_RECORDS FOR THE EXERCISE_.
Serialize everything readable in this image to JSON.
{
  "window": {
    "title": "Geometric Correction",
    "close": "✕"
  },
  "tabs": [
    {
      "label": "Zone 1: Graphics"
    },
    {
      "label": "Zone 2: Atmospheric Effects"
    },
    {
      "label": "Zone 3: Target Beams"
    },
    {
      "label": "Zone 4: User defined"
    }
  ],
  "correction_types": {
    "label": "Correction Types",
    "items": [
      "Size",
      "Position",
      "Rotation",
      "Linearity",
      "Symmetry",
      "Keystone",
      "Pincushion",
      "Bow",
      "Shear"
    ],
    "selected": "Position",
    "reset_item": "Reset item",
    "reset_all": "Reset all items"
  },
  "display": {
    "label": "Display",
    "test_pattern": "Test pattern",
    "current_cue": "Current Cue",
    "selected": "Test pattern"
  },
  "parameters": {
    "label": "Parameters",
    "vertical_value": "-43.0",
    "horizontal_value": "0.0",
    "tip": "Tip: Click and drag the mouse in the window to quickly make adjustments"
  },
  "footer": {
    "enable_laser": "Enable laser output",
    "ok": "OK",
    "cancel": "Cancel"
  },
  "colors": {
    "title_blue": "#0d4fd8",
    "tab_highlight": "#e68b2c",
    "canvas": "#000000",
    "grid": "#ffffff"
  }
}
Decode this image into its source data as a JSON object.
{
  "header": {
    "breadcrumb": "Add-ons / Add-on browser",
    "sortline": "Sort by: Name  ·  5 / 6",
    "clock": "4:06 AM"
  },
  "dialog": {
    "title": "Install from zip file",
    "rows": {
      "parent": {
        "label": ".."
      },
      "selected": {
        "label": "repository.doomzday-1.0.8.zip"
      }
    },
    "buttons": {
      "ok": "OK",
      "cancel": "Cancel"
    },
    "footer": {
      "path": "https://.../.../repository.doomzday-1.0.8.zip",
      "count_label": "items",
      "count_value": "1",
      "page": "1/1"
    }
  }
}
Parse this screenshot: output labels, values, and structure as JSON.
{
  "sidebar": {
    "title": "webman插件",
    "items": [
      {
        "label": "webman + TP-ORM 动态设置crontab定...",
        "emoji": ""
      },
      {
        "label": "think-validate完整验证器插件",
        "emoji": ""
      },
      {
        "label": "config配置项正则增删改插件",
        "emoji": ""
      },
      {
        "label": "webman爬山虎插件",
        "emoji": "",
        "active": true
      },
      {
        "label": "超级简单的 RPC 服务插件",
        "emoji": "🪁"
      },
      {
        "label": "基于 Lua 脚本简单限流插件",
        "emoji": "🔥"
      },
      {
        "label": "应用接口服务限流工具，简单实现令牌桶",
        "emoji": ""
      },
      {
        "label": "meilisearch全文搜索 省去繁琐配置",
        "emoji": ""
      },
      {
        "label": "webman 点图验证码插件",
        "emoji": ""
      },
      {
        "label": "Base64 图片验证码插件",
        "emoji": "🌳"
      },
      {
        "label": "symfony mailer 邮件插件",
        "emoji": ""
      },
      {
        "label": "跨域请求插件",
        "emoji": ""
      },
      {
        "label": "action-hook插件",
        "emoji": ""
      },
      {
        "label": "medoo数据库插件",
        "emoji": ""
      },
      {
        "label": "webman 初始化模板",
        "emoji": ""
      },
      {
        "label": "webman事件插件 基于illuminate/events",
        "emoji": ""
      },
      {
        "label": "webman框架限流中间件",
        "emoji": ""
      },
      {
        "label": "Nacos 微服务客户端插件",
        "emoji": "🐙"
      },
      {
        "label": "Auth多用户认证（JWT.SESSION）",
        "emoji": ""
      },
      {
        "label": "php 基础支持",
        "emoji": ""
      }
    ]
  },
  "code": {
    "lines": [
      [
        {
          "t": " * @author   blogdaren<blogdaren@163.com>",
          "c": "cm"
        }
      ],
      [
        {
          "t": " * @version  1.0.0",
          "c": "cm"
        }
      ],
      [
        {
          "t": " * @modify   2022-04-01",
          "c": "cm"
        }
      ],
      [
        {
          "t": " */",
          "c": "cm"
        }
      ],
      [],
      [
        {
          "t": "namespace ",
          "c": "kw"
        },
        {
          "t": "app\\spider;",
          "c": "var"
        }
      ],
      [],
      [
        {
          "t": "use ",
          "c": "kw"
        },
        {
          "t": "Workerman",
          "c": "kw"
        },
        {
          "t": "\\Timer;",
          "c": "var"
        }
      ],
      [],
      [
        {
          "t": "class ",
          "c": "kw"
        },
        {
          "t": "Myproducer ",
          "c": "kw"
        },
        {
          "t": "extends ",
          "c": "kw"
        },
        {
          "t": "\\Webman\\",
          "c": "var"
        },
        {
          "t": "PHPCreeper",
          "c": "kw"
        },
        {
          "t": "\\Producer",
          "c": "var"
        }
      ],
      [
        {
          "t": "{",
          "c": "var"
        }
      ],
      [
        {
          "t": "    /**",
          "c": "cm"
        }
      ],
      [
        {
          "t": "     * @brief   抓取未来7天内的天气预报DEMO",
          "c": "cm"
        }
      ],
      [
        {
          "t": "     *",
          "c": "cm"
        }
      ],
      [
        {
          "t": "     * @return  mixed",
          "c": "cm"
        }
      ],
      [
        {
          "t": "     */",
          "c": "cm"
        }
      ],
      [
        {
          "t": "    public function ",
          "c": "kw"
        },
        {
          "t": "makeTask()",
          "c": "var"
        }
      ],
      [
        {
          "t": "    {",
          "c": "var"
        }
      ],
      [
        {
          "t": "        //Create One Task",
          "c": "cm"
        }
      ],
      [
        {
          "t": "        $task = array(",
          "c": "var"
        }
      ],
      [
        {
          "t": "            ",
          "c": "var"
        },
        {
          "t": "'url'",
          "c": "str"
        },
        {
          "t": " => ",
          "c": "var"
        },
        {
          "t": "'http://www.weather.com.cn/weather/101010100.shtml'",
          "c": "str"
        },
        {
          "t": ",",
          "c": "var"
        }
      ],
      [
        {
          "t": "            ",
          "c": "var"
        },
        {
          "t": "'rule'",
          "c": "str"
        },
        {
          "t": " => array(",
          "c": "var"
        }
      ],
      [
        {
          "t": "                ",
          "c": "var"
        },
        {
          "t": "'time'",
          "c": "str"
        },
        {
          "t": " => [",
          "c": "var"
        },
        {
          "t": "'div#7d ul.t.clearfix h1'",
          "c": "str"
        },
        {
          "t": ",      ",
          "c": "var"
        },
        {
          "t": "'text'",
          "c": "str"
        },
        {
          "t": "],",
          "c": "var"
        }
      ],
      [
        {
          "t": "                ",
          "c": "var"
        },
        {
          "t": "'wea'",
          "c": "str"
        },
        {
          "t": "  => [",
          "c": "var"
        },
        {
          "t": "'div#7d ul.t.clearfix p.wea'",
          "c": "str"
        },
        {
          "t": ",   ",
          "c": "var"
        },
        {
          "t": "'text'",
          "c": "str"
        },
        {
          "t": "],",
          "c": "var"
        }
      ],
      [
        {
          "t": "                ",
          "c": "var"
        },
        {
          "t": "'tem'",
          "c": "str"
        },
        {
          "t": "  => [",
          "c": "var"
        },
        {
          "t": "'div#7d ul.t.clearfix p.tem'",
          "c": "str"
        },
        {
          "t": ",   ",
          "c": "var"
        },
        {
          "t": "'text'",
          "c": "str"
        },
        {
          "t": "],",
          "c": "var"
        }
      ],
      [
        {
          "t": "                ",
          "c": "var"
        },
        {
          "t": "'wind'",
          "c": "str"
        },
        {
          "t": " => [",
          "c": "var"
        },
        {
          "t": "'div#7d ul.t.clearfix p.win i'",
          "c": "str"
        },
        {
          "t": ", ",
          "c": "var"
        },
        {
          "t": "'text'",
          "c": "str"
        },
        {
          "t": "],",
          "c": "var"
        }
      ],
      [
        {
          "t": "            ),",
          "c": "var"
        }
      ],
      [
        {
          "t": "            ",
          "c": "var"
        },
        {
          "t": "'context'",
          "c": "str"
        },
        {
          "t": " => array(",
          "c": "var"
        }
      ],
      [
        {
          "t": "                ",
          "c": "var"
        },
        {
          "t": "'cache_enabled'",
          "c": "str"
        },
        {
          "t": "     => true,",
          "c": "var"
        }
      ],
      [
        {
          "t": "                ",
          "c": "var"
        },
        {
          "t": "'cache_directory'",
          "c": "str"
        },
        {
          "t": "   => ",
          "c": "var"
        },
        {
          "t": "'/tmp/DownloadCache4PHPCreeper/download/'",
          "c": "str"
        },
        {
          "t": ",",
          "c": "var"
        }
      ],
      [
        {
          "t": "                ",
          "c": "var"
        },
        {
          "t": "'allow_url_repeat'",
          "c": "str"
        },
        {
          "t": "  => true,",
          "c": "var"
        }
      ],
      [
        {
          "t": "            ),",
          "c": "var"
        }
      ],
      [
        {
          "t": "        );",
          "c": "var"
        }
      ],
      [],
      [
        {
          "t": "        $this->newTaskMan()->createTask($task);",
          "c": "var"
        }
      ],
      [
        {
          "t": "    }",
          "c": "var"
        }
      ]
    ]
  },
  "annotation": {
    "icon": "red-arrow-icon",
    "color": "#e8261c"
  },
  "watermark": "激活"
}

_DIRECTIONS_. Across the data above, how many lines include the word "this"? Give only the count.

_OUTPUT OF THE TASK_. 4